─── Material supplied ───
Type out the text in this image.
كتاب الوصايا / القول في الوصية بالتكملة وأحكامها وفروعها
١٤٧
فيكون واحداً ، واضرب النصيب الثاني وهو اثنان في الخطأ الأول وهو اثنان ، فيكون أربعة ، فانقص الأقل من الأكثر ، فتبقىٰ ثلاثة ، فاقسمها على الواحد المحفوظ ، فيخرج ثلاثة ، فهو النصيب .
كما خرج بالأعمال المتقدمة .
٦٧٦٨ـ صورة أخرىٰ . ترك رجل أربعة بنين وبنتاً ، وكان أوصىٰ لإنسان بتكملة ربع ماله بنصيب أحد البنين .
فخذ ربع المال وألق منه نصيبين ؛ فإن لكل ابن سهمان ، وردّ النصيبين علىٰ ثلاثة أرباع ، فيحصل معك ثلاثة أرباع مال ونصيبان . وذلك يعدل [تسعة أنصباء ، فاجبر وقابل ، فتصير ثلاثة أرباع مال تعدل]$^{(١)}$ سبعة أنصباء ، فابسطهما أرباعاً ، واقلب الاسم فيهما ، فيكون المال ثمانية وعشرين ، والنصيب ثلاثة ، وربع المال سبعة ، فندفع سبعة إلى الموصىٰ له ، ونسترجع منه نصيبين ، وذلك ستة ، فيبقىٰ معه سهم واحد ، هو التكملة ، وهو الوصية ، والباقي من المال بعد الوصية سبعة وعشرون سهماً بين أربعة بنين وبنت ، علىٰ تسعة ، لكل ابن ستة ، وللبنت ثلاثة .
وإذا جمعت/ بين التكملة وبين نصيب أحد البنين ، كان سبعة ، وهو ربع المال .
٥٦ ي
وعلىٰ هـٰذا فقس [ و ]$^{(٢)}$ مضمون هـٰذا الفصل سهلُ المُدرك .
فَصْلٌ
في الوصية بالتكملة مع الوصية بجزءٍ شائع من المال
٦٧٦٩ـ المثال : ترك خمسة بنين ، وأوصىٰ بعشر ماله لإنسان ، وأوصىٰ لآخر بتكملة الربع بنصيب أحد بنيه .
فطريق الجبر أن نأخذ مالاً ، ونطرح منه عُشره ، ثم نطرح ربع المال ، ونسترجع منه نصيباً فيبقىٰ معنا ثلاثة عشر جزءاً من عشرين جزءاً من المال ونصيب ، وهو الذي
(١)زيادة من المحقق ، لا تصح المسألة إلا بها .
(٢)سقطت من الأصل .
───
Required work:
Return every record above exactly as it appears.

Answer for this exercise:
Type out the text in this image.
كتاب الوصايا / القول في الوصية بالتكملة وأحكامها وفروعها
١٤٧
فيكون واحداً ، واضرب النصيب الثاني وهو اثنان في الخطأ الأول وهو اثنان ، فيكون أربعة ، فانقص الأقل من الأكثر ، فتبقىٰ ثلاثة ، فاقسمها على الواحد المحفوظ ، فيخرج ثلاثة ، فهو النصيب .
كما خرج بالأعمال المتقدمة .
٦٧٦٨ـ صورة أخرىٰ . ترك رجل أربعة بنين وبنتاً ، وكان أوصىٰ لإنسان بتكملة ربع ماله بنصيب أحد البنين .
فخذ ربع المال وألق منه نصيبين ؛ فإن لكل ابن سهمان ، وردّ النصيبين علىٰ ثلاثة أرباع ، فيحصل معك ثلاثة أرباع مال ونصيبان . وذلك يعدل [تسعة أنصباء ، فاجبر وقابل ، فتصير ثلاثة أرباع مال تعدل]$^{(١)}$ سبعة أنصباء ، فابسطهما أرباعاً ، واقلب الاسم فيهما ، فيكون المال ثمانية وعشرين ، والنصيب ثلاثة ، وربع المال سبعة ، فندفع سبعة إلى الموصىٰ له ، ونسترجع منه نصيبين ، وذلك ستة ، فيبقىٰ معه سهم واحد ، هو التكملة ، وهو الوصية ، والباقي من المال بعد الوصية سبعة وعشرون سهماً بين أربعة بنين وبنت ، علىٰ تسعة ، لكل ابن ستة ، وللبنت ثلاثة .
وإذا جمعت/ بين التكملة وبين نصيب أحد البنين ، كان سبعة ، وهو ربع المال .
٥٦ ي
وعلىٰ هـٰذا فقس [ و ]$^{(٢)}$ مضمون هـٰذا الفصل سهلُ المُدرك .
فَصْلٌ
في الوصية بالتكملة مع الوصية بجزءٍ شائع من المال
٦٧٦٩ـ المثال : ترك خمسة بنين ، وأوصىٰ بعشر ماله لإنسان ، وأوصىٰ لآخر بتكملة الربع بنصيب أحد بنيه .
فطريق الجبر أن نأخذ مالاً ، ونطرح منه عُشره ، ثم نطرح ربع المال ، ونسترجع منه نصيباً فيبقىٰ معنا ثلاثة عشر جزءاً من عشرين جزءاً من المال ونصيب ، وهو الذي
(١)زيادة من المحقق ، لا تصح المسألة إلا بها .
(٢)سقطت من الأصل .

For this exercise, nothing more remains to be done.